Input rows:
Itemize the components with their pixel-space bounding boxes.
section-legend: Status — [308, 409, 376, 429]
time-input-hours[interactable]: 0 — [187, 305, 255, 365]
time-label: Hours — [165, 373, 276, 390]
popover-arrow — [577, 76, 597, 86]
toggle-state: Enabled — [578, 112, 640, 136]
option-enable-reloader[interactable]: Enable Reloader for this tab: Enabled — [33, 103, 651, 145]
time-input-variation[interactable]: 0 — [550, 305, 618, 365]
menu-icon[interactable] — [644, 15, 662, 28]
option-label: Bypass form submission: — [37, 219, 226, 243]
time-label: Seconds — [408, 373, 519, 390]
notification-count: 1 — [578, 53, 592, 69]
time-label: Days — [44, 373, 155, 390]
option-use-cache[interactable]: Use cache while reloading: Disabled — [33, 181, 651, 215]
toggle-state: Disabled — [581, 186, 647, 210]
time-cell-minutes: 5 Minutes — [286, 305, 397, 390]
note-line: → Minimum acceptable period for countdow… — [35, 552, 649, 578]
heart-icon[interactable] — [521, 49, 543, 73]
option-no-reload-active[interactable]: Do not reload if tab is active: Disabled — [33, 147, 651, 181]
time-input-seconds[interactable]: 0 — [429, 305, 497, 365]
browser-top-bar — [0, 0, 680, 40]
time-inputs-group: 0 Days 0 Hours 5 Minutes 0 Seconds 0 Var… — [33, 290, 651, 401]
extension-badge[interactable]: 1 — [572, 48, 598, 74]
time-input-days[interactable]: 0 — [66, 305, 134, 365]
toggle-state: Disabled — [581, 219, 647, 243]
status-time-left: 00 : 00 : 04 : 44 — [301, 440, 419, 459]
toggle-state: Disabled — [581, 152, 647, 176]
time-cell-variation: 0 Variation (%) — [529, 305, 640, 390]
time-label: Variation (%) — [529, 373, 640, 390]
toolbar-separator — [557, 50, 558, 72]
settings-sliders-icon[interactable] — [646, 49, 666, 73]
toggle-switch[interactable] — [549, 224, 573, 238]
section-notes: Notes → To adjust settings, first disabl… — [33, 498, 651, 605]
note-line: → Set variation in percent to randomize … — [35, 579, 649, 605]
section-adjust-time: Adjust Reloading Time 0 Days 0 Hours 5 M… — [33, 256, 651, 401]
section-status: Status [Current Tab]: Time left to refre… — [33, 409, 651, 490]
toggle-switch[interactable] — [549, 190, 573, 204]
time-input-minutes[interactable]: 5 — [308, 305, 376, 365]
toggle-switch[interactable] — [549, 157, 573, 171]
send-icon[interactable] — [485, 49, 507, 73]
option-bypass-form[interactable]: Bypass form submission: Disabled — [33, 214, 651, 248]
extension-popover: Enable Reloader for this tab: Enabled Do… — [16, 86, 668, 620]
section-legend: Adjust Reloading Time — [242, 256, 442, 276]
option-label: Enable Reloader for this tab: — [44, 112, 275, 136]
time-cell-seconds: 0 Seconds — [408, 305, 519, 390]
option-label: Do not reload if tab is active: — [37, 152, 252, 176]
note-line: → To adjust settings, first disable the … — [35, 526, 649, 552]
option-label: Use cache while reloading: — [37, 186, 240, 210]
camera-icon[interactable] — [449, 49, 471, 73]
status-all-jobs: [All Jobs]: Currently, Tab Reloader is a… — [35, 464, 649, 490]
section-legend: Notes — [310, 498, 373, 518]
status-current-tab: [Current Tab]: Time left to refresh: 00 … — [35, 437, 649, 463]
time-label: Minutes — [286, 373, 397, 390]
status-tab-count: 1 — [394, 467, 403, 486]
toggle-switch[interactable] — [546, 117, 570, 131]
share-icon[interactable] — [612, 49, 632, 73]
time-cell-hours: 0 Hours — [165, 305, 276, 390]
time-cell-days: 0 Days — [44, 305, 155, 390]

Requirement:
Copy out every line of the entries above without changing a single character.

Answer for this exercise:
Itemize the components with their pixel-space bounding boxes.
section-legend: Status — [308, 409, 376, 429]
time-input-hours[interactable]: 0 — [187, 305, 255, 365]
time-label: Hours — [165, 373, 276, 390]
popover-arrow — [577, 76, 597, 86]
toggle-state: Enabled — [578, 112, 640, 136]
option-enable-reloader[interactable]: Enable Reloader for this tab: Enabled — [33, 103, 651, 145]
time-input-variation[interactable]: 0 — [550, 305, 618, 365]
menu-icon[interactable] — [644, 15, 662, 28]
option-label: Bypass form submission: — [37, 219, 226, 243]
time-label: Seconds — [408, 373, 519, 390]
notification-count: 1 — [578, 53, 592, 69]
time-label: Days — [44, 373, 155, 390]
option-use-cache[interactable]: Use cache while reloading: Disabled — [33, 181, 651, 215]
toggle-state: Disabled — [581, 186, 647, 210]
time-cell-minutes: 5 Minutes — [286, 305, 397, 390]
note-line: → Minimum acceptable period for countdow… — [35, 552, 649, 578]
heart-icon[interactable] — [521, 49, 543, 73]
option-no-reload-active[interactable]: Do not reload if tab is active: Disabled — [33, 147, 651, 181]
time-input-seconds[interactable]: 0 — [429, 305, 497, 365]
browser-top-bar — [0, 0, 680, 40]
time-inputs-group: 0 Days 0 Hours 5 Minutes 0 Seconds 0 Var… — [33, 290, 651, 401]
extension-badge[interactable]: 1 — [572, 48, 598, 74]
time-input-days[interactable]: 0 — [66, 305, 134, 365]
toggle-state: Disabled — [581, 219, 647, 243]
status-time-left: 00 : 00 : 04 : 44 — [301, 440, 419, 459]
toggle-state: Disabled — [581, 152, 647, 176]
time-cell-variation: 0 Variation (%) — [529, 305, 640, 390]
time-label: Variation (%) — [529, 373, 640, 390]
toolbar-separator — [557, 50, 558, 72]
settings-sliders-icon[interactable] — [646, 49, 666, 73]
toggle-switch[interactable] — [549, 224, 573, 238]
section-notes: Notes → To adjust settings, first disabl… — [33, 498, 651, 605]
note-line: → Set variation in percent to randomize … — [35, 579, 649, 605]
section-adjust-time: Adjust Reloading Time 0 Days 0 Hours 5 M… — [33, 256, 651, 401]
section-status: Status [Current Tab]: Time left to refre… — [33, 409, 651, 490]
toggle-switch[interactable] — [549, 190, 573, 204]
time-input-minutes[interactable]: 5 — [308, 305, 376, 365]
toggle-switch[interactable] — [549, 157, 573, 171]
send-icon[interactable] — [485, 49, 507, 73]
option-bypass-form[interactable]: Bypass form submission: Disabled — [33, 214, 651, 248]
extension-popover: Enable Reloader for this tab: Enabled Do… — [16, 86, 668, 620]
section-legend: Adjust Reloading Time — [242, 256, 442, 276]
option-label: Enable Reloader for this tab: — [44, 112, 275, 136]
time-cell-seconds: 0 Seconds — [408, 305, 519, 390]
option-label: Do not reload if tab is active: — [37, 152, 252, 176]
note-line: → To adjust settings, first disable the … — [35, 526, 649, 552]
option-label: Use cache while reloading: — [37, 186, 240, 210]
camera-icon[interactable] — [449, 49, 471, 73]
status-all-jobs: [All Jobs]: Currently, Tab Reloader is a… — [35, 464, 649, 490]
section-legend: Notes — [310, 498, 373, 518]
status-current-tab: [Current Tab]: Time left to refresh: 00 … — [35, 437, 649, 463]
time-label: Minutes — [286, 373, 397, 390]
status-tab-count: 1 — [394, 467, 403, 486]
toggle-switch[interactable] — [546, 117, 570, 131]
share-icon[interactable] — [612, 49, 632, 73]
time-cell-hours: 0 Hours — [165, 305, 276, 390]
time-cell-days: 0 Days — [44, 305, 155, 390]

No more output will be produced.